All entries must be extracted exactly, with nothing added or dropped.

-- Begin SOURCE RECORDS --

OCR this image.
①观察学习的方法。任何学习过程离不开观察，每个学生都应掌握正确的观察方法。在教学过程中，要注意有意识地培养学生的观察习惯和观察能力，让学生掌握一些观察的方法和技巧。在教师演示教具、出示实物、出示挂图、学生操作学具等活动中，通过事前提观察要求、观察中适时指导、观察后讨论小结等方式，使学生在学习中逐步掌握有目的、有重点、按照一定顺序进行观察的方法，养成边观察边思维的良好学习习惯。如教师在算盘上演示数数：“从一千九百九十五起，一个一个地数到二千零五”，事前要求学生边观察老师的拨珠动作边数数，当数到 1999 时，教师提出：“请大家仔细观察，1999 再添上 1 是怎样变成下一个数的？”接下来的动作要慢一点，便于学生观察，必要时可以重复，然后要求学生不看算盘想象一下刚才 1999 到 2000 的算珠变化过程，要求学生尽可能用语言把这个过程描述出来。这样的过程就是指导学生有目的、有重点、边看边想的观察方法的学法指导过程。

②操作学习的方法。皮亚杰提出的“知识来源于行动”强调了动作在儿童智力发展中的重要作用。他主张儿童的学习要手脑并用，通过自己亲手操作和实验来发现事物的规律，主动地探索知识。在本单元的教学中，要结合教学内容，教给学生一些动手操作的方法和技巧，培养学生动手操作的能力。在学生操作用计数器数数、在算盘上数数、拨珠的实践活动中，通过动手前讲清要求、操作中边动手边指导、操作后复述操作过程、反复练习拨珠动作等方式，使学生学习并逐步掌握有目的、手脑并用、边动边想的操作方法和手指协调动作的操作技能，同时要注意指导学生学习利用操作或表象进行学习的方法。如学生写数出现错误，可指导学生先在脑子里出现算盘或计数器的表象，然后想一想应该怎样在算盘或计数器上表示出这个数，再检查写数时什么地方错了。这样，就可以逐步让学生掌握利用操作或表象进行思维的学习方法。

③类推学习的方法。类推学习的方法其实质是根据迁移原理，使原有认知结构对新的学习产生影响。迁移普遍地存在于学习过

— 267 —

-- End SOURCE RECORDS --

ANSWER TO THE EXERCISE:
OCR this image.
①观察学习的方法。任何学习过程离不开观察，每个学生都应掌握正确的观察方法。在教学过程中，要注意有意识地培养学生的观察习惯和观察能力，让学生掌握一些观察的方法和技巧。在教师演示教具、出示实物、出示挂图、学生操作学具等活动中，通过事前提观察要求、观察中适时指导、观察后讨论小结等方式，使学生在学习中逐步掌握有目的、有重点、按照一定顺序进行观察的方法，养成边观察边思维的良好学习习惯。如教师在算盘上演示数数：“从一千九百九十五起，一个一个地数到二千零五”，事前要求学生边观察老师的拨珠动作边数数，当数到 1999 时，教师提出：“请大家仔细观察，1999 再添上 1 是怎样变成下一个数的？”接下来的动作要慢一点，便于学生观察，必要时可以重复，然后要求学生不看算盘想象一下刚才 1999 到 2000 的算珠变化过程，要求学生尽可能用语言把这个过程描述出来。这样的过程就是指导学生有目的、有重点、边看边想的观察方法的学法指导过程。

②操作学习的方法。皮亚杰提出的“知识来源于行动”强调了动作在儿童智力发展中的重要作用。他主张儿童的学习要手脑并用，通过自己亲手操作和实验来发现事物的规律，主动地探索知识。在本单元的教学中，要结合教学内容，教给学生一些动手操作的方法和技巧，培养学生动手操作的能力。在学生操作用计数器数数、在算盘上数数、拨珠的实践活动中，通过动手前讲清要求、操作中边动手边指导、操作后复述操作过程、反复练习拨珠动作等方式，使学生学习并逐步掌握有目的、手脑并用、边动边想的操作方法和手指协调动作的操作技能，同时要注意指导学生学习利用操作或表象进行学习的方法。如学生写数出现错误，可指导学生先在脑子里出现算盘或计数器的表象，然后想一想应该怎样在算盘或计数器上表示出这个数，再检查写数时什么地方错了。这样，就可以逐步让学生掌握利用操作或表象进行思维的学习方法。

③类推学习的方法。类推学习的方法其实质是根据迁移原理，使原有认知结构对新的学习产生影响。迁移普遍地存在于学习过

— 267 —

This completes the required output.